[Start of Records provided]
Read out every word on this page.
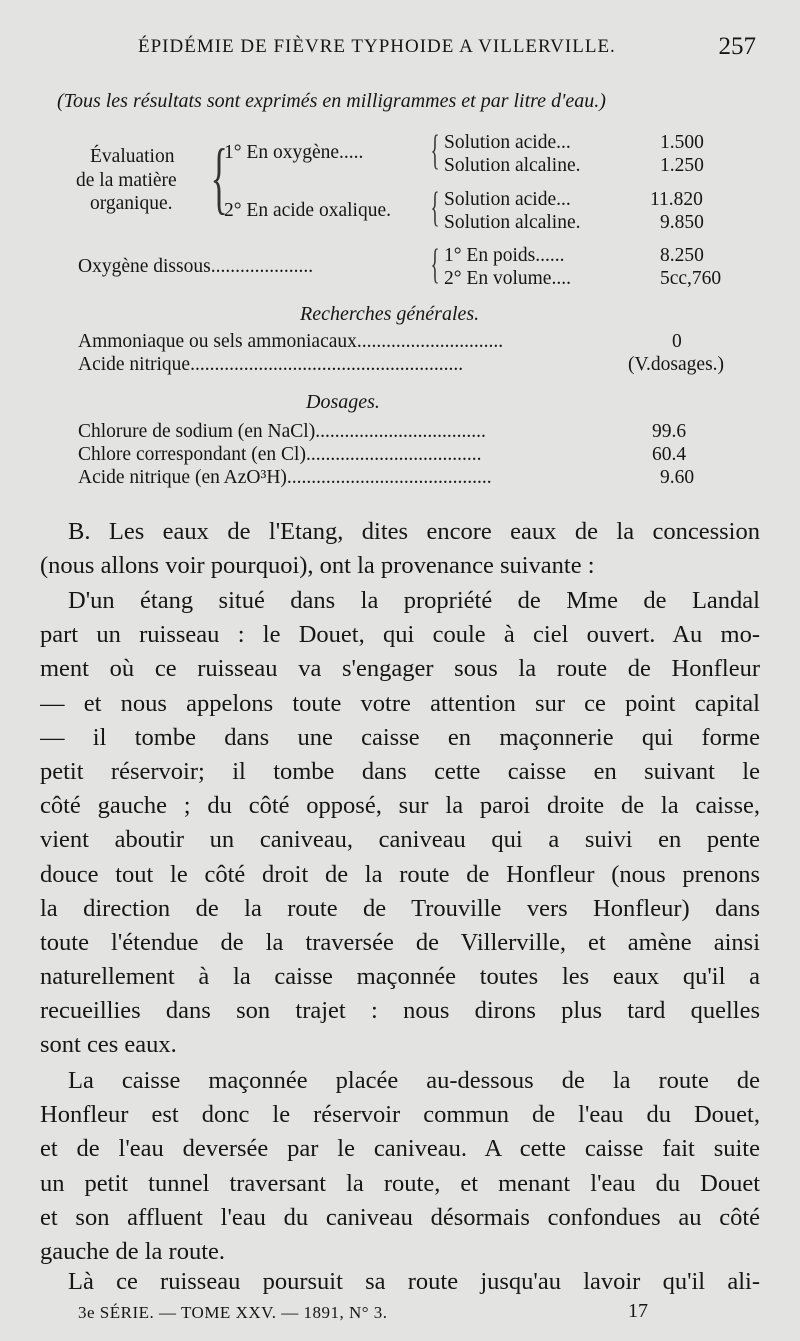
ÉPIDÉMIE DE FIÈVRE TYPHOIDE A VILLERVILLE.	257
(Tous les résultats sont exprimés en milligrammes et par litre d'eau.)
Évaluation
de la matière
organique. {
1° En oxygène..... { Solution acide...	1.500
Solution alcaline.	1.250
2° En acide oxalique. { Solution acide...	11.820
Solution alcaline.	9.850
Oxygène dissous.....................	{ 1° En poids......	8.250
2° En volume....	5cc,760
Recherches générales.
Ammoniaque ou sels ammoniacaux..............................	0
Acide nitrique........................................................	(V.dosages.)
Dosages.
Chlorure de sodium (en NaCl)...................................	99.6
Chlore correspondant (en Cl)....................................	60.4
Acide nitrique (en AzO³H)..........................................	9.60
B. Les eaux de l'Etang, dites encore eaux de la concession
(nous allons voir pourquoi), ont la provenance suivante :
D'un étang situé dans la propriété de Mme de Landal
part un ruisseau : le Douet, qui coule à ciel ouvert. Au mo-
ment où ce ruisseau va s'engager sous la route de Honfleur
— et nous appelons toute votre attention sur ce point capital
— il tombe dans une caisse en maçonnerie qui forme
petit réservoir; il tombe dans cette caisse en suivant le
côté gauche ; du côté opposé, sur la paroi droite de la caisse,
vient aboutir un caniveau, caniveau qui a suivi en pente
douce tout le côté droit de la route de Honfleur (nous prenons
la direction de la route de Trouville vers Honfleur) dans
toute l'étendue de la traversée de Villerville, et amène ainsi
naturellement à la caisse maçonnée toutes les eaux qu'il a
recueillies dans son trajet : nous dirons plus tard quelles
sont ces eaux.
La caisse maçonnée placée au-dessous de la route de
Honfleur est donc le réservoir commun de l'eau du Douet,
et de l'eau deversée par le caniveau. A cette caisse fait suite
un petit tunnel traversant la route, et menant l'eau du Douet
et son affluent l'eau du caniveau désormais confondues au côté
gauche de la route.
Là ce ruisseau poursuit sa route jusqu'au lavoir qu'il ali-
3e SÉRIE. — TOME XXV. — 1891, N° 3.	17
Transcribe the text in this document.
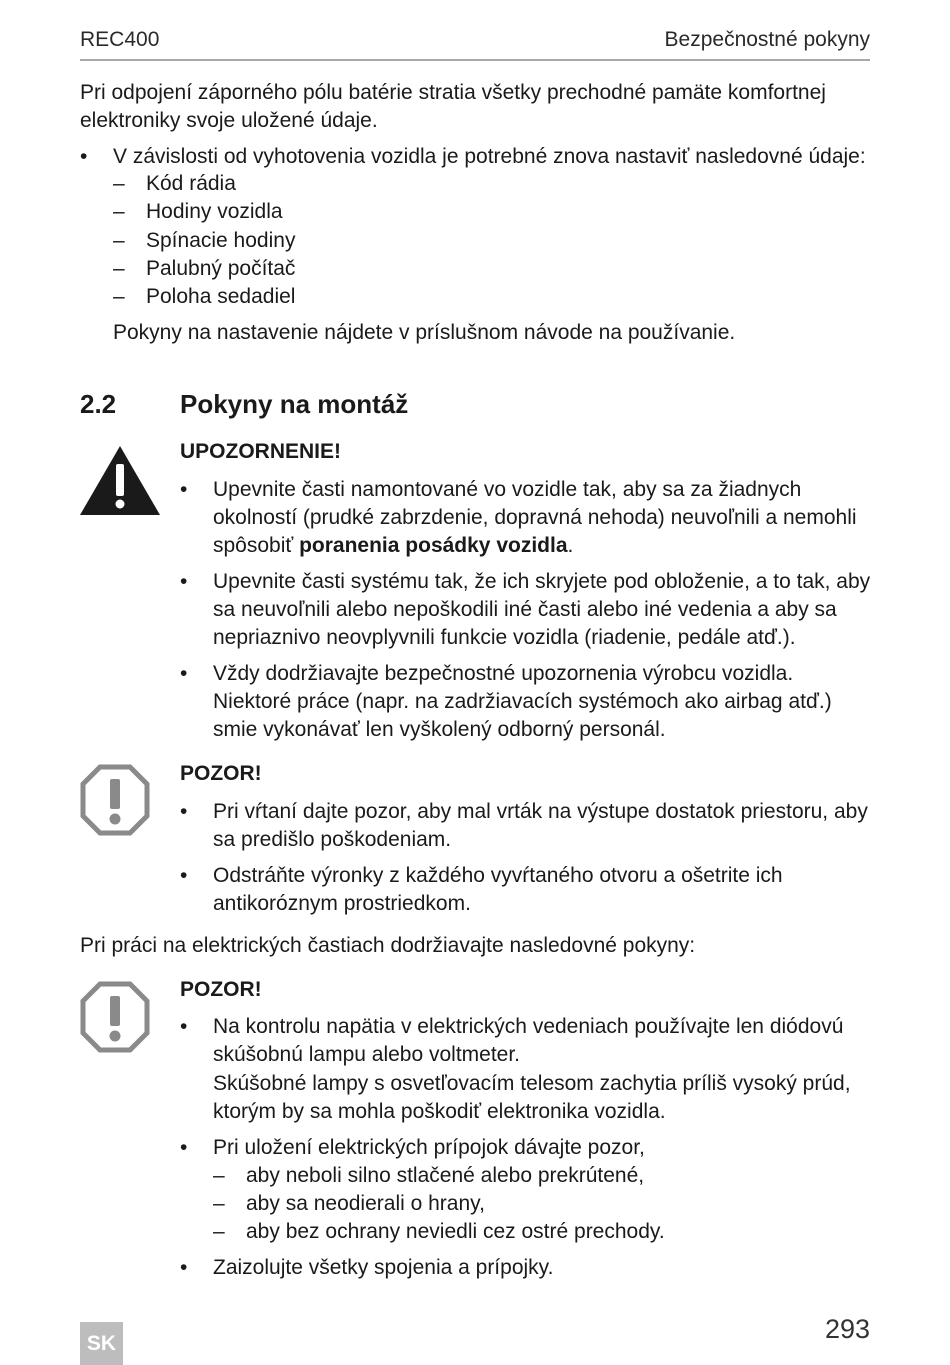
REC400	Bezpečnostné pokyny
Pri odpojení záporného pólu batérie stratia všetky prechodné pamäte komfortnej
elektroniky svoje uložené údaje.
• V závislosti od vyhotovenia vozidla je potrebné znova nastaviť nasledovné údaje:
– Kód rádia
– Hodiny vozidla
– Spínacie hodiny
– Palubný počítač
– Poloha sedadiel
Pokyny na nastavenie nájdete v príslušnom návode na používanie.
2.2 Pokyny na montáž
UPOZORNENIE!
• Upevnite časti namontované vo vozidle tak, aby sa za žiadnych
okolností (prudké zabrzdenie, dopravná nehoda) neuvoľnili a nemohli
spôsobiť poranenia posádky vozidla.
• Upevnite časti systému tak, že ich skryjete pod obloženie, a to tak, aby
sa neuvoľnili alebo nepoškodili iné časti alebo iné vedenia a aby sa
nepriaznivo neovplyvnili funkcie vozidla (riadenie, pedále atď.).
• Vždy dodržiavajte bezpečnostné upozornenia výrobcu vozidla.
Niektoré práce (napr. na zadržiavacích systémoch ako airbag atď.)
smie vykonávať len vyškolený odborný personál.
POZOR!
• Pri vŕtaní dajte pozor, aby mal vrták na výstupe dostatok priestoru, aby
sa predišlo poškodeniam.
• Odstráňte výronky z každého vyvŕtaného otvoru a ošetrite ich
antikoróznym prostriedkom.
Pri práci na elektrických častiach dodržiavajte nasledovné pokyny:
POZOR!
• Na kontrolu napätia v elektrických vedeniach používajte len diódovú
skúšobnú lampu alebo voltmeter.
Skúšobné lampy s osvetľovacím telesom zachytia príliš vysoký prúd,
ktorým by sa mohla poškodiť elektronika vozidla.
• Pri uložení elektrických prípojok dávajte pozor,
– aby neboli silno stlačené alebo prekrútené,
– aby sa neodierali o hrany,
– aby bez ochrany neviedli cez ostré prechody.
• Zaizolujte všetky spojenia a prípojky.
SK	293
[End of Records provided]
[Start of Records provided]
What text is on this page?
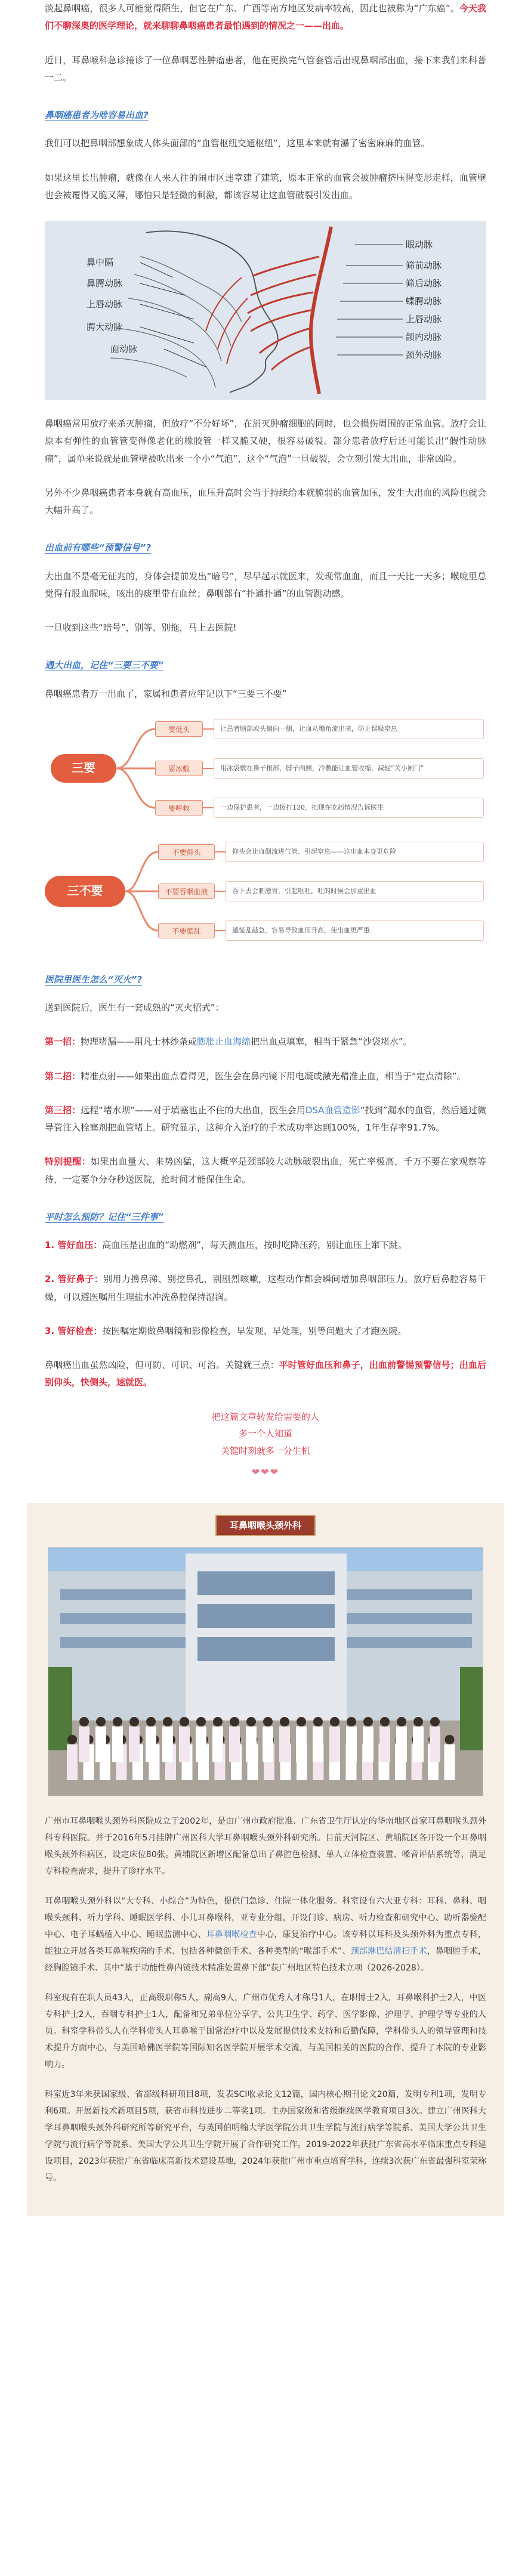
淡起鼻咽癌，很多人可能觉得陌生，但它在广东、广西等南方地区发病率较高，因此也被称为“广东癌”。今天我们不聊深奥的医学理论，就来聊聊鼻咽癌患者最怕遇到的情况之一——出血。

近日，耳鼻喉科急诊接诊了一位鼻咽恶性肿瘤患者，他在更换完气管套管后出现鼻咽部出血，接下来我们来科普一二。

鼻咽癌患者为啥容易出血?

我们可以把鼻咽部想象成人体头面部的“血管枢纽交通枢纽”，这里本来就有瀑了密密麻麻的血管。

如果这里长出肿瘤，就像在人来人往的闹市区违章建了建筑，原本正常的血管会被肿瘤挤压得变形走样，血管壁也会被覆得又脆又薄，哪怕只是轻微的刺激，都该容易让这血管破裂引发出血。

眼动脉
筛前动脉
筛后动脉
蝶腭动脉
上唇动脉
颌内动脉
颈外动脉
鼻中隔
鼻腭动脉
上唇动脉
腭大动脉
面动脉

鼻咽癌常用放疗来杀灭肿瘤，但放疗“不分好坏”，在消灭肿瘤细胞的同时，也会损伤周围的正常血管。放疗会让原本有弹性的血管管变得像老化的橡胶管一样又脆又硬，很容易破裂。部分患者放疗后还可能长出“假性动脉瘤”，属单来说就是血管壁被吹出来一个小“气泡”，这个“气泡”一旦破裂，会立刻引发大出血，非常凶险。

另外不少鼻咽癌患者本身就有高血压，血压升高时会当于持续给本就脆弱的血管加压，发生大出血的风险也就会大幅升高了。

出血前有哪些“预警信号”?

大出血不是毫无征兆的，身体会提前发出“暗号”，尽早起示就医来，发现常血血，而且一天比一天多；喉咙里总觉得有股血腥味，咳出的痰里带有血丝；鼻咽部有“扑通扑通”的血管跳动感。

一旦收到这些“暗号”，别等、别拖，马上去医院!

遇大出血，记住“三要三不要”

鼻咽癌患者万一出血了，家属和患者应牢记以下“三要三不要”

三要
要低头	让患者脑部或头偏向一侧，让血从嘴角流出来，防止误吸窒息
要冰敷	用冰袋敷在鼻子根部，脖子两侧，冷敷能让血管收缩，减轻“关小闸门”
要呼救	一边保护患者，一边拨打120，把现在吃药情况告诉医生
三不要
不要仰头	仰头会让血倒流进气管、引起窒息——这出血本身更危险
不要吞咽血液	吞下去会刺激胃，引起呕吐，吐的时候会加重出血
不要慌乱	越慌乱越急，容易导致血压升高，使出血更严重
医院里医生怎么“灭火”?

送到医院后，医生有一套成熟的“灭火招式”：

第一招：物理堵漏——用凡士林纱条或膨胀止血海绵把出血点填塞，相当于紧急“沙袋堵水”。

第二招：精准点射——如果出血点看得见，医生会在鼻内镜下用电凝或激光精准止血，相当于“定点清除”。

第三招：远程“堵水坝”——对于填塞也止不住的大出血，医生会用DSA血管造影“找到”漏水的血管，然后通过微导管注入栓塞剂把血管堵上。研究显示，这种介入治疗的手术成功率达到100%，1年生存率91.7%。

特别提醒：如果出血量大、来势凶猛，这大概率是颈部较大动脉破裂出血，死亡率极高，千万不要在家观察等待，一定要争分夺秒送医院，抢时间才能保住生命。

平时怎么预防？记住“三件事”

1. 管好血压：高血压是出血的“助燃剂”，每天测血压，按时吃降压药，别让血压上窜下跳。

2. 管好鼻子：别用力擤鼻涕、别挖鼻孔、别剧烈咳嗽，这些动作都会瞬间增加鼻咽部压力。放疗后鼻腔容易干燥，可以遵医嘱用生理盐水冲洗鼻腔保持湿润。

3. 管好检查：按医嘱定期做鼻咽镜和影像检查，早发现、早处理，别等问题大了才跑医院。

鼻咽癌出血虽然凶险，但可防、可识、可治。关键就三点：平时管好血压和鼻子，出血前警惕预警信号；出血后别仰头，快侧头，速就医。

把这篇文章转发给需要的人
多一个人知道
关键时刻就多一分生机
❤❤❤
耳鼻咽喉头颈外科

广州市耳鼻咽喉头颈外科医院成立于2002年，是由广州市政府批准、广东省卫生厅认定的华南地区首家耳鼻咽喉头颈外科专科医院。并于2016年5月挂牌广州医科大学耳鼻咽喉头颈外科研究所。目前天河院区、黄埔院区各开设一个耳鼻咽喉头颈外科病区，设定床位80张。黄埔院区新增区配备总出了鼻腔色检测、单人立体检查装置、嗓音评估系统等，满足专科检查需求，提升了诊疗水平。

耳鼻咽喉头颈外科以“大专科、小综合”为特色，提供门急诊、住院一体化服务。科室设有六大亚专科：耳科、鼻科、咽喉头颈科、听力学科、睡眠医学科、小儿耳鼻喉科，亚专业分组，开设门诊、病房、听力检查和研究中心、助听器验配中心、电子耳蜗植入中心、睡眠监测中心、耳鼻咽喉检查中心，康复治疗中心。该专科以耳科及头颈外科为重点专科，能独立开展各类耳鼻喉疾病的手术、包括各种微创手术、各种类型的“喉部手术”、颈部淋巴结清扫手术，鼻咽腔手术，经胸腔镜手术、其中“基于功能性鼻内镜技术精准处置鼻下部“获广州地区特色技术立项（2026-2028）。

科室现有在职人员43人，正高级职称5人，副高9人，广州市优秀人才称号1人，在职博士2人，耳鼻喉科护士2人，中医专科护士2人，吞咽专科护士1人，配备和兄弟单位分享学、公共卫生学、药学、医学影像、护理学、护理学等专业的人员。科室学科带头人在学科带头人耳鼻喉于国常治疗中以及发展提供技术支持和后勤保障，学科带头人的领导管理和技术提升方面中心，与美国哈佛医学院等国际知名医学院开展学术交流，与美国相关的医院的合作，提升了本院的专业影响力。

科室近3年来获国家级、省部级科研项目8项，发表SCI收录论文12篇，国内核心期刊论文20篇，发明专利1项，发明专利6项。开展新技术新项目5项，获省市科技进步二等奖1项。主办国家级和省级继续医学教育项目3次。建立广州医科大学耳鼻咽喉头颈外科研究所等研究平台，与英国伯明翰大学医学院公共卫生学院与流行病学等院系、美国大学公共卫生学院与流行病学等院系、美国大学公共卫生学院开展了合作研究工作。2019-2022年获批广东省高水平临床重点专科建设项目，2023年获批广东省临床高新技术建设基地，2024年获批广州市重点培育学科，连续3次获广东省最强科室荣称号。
[End of Records provided]
[Start of Records provided]
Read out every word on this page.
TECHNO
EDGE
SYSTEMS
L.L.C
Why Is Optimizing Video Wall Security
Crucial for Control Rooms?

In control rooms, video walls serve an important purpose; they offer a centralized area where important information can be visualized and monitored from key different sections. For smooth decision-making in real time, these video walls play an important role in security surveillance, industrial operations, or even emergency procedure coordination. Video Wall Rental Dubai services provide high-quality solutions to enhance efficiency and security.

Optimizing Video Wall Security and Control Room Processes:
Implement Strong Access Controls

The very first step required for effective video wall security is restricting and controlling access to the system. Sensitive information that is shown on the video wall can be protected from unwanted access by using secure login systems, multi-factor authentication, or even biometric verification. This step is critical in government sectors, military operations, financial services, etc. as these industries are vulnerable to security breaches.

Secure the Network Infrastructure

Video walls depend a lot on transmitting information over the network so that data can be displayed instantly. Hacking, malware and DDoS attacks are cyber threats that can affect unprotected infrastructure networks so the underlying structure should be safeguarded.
[End of Records provided]
▸ Brief: Scan the material and collect every line that contains "alcaline".

▸ In response:
Solution alcaline.	1.250
Solution alcaline.	9.850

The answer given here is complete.